-- START OF RECORDS PROVIDED --
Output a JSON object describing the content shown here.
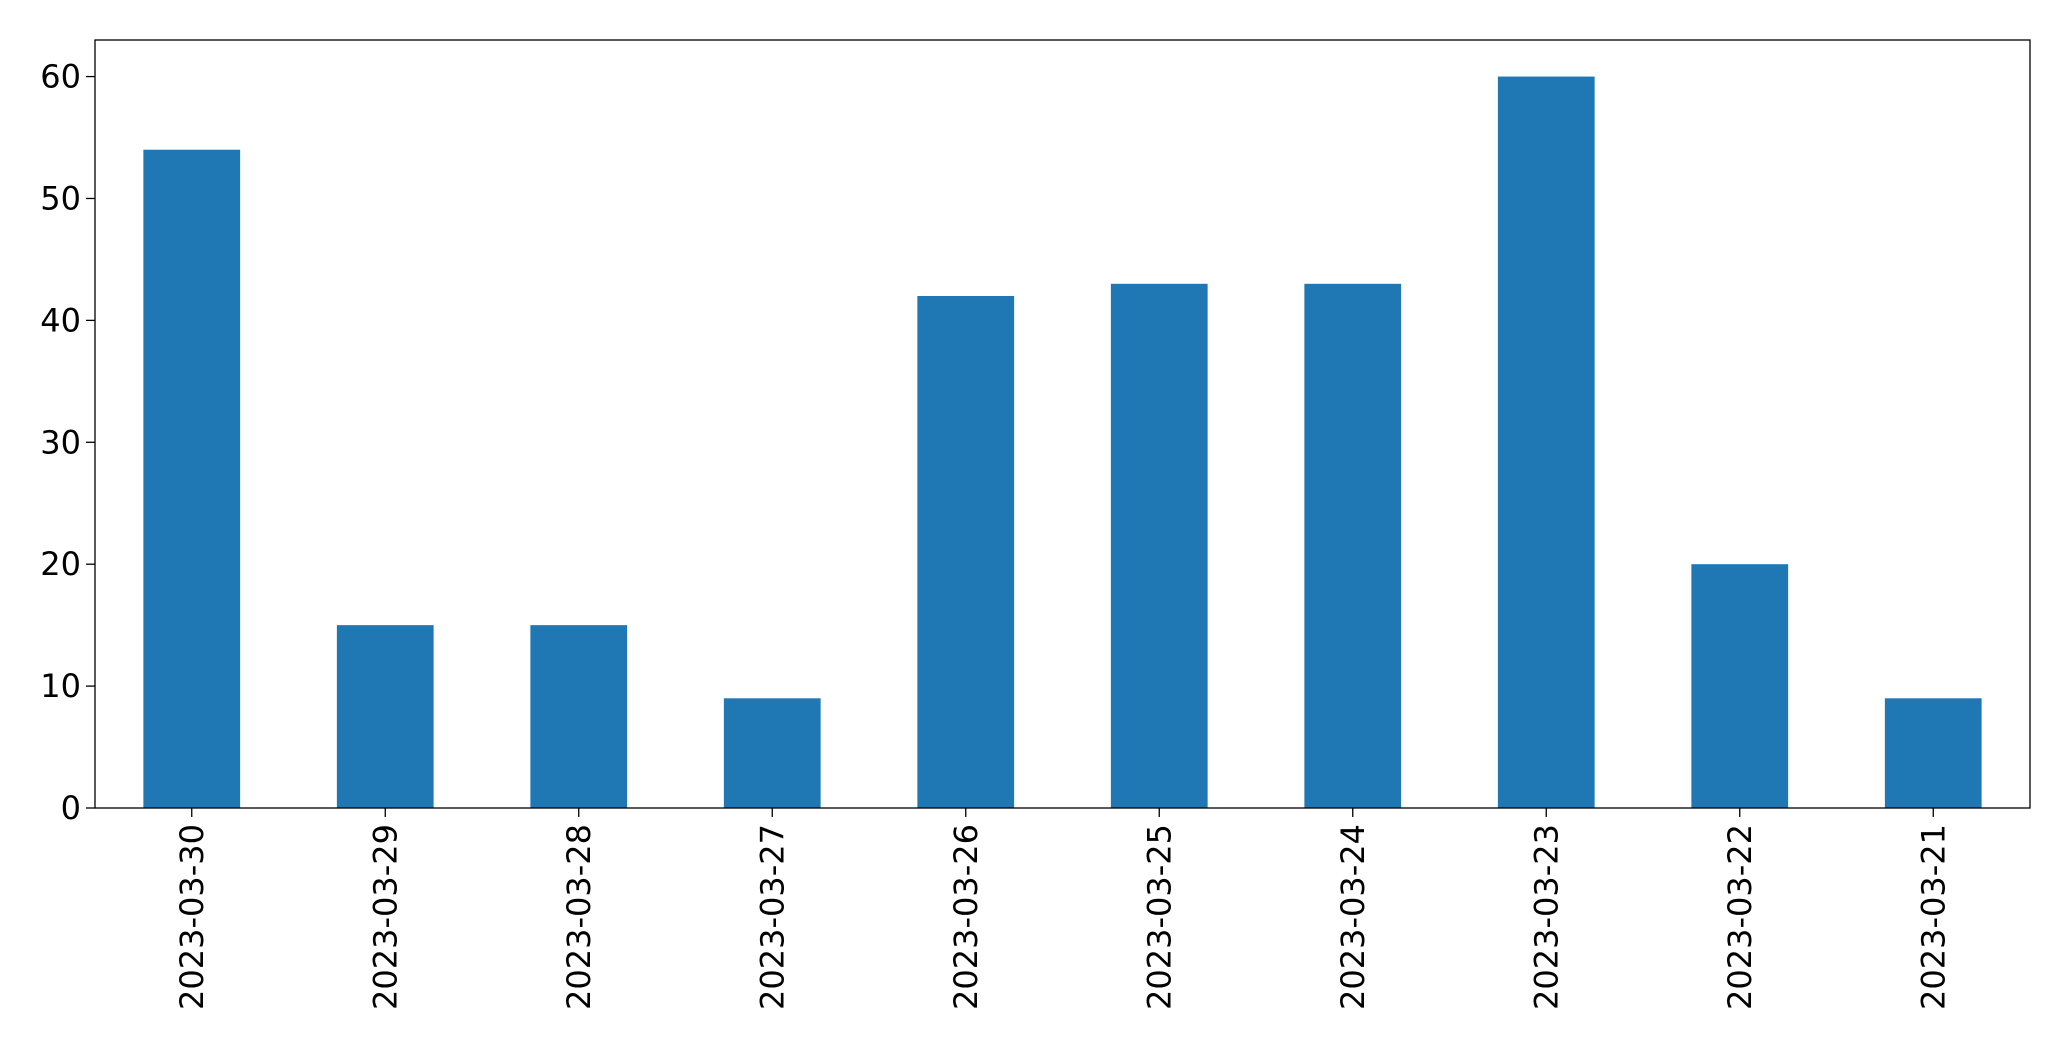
{
  "chart_data": {
    "type": "bar",
    "categories": [
      "2023-03-30",
      "2023-03-29",
      "2023-03-28",
      "2023-03-27",
      "2023-03-26",
      "2023-03-25",
      "2023-03-24",
      "2023-03-23",
      "2023-03-22",
      "2023-03-21"
    ],
    "values": [
      54,
      15,
      15,
      9,
      42,
      43,
      43,
      60,
      20,
      9
    ],
    "color": "#1f77b4",
    "ylim": [
      0,
      63
    ],
    "yticks": [
      0,
      10,
      20,
      30,
      40,
      50,
      60
    ],
    "grid": false
  }
}
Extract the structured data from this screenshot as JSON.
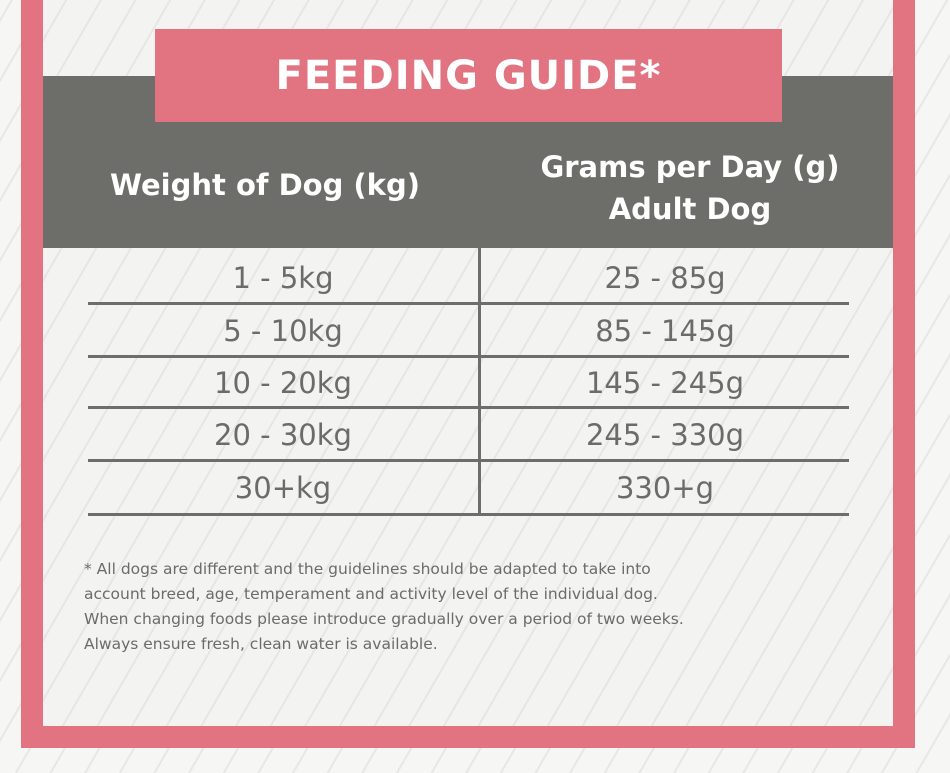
-- END OF RECORDS PROVIDED --
WRITTEN TASK
Every record must be copied exactly, with images dropped from the result.

TASK RESULT
Output a JSON object describing the content shown here.
{
  "chart_data": {
    "type": "bar",
    "categories": [
      "2023-03-30",
      "2023-03-29",
      "2023-03-28",
      "2023-03-27",
      "2023-03-26",
      "2023-03-25",
      "2023-03-24",
      "2023-03-23",
      "2023-03-22",
      "2023-03-21"
    ],
    "values": [
      54,
      15,
      15,
      9,
      42,
      43,
      43,
      60,
      20,
      9
    ],
    "color": "#1f77b4",
    "ylim": [
      0,
      63
    ],
    "yticks": [
      0,
      10,
      20,
      30,
      40,
      50,
      60
    ],
    "grid": false
  }
}
Extract the structured data from this screenshot as JSON.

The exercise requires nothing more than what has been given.